## START

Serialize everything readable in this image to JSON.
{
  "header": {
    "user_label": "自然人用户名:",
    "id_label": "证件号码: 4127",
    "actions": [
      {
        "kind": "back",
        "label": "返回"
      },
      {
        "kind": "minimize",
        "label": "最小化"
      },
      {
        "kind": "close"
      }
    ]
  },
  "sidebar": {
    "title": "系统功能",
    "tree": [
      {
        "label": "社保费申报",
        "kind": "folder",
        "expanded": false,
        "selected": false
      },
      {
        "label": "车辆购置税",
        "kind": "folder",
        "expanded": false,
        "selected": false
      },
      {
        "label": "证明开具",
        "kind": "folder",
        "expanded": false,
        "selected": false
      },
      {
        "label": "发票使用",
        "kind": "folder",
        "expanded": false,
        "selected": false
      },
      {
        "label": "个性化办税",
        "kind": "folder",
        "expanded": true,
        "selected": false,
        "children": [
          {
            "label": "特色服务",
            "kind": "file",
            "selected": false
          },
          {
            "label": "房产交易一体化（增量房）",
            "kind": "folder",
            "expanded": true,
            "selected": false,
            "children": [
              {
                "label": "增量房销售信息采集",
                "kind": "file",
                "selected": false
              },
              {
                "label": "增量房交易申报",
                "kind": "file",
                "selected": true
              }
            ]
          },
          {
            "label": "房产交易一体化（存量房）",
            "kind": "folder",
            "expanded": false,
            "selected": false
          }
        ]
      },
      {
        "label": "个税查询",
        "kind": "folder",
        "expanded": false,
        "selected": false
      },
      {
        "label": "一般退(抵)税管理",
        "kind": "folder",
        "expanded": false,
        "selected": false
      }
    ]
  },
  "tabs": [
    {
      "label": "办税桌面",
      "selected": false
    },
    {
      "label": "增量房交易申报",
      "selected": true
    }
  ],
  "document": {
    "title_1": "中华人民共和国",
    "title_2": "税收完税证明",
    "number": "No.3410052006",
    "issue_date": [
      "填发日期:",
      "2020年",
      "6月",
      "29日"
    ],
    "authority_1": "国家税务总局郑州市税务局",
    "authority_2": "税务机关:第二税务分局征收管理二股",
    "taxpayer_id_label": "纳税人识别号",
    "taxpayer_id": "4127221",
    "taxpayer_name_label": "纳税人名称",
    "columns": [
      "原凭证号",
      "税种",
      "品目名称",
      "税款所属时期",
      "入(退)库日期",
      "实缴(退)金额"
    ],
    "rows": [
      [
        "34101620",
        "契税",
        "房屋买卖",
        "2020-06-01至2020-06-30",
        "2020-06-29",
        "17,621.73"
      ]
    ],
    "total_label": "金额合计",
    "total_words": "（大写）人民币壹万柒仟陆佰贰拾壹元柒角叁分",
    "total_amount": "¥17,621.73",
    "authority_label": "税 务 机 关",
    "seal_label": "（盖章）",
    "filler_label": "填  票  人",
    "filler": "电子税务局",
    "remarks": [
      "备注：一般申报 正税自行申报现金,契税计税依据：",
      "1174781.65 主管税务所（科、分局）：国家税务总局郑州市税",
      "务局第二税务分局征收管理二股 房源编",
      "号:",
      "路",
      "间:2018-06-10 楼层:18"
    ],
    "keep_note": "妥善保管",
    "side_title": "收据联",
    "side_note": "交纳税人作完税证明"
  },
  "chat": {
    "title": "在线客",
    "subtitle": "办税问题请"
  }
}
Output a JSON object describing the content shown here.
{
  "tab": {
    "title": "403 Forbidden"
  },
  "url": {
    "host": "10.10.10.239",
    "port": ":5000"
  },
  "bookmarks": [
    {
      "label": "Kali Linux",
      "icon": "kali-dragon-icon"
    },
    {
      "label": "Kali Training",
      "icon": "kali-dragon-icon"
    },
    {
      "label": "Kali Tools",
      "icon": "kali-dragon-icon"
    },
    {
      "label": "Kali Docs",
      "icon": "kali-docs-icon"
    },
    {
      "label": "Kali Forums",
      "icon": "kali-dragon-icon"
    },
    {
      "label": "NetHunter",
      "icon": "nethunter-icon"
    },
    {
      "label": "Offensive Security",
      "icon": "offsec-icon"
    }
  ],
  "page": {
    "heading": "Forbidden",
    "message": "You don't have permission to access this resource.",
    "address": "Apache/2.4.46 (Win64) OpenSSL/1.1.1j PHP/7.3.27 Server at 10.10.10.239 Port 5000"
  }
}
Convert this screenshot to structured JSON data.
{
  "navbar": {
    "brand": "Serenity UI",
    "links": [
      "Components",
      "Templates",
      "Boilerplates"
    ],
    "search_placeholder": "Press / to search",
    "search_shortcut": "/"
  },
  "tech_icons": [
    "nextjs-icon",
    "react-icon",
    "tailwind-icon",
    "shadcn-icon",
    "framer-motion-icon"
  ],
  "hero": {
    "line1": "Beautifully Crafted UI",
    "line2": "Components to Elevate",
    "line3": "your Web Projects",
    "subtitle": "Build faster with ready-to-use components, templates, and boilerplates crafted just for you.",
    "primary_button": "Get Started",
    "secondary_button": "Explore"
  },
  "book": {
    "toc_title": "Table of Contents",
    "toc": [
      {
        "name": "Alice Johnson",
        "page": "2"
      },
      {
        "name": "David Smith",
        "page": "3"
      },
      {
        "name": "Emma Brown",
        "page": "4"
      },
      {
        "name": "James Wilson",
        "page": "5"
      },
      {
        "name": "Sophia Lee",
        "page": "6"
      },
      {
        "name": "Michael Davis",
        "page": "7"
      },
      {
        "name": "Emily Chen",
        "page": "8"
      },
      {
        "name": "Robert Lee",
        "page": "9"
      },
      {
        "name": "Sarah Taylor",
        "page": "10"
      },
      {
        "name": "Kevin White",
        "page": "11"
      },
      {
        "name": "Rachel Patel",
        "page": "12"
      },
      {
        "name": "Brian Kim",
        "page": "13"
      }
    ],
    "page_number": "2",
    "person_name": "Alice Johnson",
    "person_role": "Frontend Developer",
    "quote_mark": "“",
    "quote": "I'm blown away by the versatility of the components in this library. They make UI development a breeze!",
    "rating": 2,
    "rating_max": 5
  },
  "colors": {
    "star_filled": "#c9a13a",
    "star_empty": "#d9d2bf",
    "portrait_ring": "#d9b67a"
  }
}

## END

Given task:
Go through the listing above and locate each line that holds the word "Johnson". Copy those lines.

Written solution:
        "name": "Alice Johnson",
    "person_name": "Alice Johnson",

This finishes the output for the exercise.